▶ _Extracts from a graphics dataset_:
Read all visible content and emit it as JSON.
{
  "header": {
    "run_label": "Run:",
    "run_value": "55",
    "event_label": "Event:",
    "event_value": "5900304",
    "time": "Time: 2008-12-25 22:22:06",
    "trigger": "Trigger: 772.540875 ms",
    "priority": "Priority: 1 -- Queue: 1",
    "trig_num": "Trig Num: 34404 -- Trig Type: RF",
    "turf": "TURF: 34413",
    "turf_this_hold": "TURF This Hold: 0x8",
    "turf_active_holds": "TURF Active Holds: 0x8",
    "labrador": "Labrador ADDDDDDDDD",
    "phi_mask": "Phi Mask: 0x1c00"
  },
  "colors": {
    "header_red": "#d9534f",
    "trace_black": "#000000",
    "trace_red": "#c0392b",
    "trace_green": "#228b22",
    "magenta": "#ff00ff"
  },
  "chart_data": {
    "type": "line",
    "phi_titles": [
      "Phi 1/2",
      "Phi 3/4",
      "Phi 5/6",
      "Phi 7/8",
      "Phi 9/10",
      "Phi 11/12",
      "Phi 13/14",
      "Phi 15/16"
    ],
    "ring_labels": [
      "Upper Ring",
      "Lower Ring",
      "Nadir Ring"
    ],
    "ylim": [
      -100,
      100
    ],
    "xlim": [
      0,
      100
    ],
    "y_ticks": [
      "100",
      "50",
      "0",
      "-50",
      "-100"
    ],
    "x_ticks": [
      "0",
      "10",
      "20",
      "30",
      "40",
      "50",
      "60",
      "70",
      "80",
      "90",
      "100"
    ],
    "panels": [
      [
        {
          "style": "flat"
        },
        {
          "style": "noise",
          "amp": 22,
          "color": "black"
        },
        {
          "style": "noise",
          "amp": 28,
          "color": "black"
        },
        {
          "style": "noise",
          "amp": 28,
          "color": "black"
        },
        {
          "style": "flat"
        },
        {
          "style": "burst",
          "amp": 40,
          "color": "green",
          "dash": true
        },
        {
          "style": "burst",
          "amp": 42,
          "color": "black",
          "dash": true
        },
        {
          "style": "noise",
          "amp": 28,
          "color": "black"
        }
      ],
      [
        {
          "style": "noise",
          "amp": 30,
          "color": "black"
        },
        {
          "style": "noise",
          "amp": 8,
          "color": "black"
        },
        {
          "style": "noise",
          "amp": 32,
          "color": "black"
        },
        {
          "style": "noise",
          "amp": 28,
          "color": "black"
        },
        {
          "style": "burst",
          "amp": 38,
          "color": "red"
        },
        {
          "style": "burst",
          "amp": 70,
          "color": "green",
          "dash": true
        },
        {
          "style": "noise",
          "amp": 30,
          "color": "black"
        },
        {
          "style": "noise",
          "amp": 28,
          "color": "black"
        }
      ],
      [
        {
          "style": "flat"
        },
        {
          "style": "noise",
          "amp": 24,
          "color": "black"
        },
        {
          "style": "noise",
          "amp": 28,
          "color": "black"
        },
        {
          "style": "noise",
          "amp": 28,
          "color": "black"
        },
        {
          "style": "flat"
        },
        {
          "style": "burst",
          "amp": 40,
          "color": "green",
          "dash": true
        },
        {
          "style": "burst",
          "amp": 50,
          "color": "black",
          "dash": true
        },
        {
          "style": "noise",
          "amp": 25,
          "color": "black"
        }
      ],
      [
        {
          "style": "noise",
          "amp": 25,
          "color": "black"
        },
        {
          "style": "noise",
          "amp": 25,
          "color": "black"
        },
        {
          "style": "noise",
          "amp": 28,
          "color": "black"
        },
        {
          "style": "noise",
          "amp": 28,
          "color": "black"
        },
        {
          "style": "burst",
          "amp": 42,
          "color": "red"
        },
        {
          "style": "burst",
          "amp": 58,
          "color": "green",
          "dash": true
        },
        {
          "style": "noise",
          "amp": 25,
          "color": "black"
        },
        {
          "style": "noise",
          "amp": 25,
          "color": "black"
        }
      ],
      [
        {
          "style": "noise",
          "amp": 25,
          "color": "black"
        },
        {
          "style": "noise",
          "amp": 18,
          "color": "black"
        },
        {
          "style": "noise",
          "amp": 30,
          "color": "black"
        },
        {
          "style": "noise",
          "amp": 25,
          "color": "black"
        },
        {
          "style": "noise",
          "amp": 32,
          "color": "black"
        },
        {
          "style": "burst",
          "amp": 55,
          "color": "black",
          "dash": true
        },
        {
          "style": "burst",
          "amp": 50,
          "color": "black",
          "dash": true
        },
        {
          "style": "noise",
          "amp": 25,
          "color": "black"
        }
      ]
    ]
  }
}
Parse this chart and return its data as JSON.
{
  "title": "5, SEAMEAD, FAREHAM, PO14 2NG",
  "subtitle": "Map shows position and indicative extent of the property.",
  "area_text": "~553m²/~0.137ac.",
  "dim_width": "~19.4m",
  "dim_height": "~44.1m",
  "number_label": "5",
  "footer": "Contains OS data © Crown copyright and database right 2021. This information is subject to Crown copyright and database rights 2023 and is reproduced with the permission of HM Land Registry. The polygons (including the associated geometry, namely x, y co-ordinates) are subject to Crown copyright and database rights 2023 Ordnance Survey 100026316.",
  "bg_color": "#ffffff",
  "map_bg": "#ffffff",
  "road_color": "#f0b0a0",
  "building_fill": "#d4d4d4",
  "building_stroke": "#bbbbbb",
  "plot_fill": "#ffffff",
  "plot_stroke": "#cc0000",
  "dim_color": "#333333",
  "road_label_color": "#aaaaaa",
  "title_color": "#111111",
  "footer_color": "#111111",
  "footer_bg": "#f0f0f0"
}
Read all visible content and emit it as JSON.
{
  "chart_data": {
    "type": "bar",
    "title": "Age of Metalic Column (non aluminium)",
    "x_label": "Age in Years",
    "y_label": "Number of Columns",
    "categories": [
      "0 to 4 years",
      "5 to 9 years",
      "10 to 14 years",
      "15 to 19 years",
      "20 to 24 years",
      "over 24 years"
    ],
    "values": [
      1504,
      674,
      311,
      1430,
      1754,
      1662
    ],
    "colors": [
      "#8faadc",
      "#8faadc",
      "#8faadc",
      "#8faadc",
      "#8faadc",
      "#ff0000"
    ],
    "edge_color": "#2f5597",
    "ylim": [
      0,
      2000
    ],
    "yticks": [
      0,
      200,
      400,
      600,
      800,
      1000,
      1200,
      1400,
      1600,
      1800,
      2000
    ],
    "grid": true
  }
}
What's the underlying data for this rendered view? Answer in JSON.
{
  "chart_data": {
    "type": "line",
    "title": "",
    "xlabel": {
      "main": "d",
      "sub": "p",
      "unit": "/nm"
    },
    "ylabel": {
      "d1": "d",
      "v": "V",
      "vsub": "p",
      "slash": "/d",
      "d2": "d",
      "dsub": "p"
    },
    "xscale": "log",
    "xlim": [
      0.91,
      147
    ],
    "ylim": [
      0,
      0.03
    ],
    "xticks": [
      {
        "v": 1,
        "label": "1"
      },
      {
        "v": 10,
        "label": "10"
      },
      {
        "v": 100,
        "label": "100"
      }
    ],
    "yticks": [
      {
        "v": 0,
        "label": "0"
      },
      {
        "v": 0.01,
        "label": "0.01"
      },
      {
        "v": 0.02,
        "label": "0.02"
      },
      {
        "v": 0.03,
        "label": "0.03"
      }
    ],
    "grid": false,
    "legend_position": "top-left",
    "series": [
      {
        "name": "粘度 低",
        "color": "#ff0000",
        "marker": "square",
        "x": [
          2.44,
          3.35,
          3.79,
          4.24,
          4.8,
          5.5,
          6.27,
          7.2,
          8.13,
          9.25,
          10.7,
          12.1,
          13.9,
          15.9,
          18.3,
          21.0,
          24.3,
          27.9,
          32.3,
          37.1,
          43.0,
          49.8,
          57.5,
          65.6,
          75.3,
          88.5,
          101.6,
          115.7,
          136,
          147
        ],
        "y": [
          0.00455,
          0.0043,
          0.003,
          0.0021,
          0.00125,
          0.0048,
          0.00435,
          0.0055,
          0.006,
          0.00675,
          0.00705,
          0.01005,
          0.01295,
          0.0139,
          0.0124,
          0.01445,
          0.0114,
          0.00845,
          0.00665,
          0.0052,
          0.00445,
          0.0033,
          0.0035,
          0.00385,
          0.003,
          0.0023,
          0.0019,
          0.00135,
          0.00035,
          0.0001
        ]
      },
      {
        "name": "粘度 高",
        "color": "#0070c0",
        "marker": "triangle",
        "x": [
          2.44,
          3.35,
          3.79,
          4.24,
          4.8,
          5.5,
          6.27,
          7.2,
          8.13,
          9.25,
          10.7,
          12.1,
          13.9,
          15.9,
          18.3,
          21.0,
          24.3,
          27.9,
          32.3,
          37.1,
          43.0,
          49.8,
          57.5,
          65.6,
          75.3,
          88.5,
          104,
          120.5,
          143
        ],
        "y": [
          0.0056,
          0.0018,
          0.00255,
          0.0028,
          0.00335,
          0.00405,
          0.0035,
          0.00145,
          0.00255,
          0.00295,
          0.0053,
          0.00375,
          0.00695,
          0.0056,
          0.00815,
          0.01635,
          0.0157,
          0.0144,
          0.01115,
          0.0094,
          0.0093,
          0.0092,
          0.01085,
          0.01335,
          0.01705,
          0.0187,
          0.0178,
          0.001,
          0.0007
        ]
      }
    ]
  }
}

▶ _Stated goal_: From the listing above, copy all lines holding the word "TURF".

▶ _Result of this task_:
    "turf": "TURF: 34413",
    "turf_this_hold": "TURF This Hold: 0x8",
    "turf_active_holds": "TURF Active Holds: 0x8",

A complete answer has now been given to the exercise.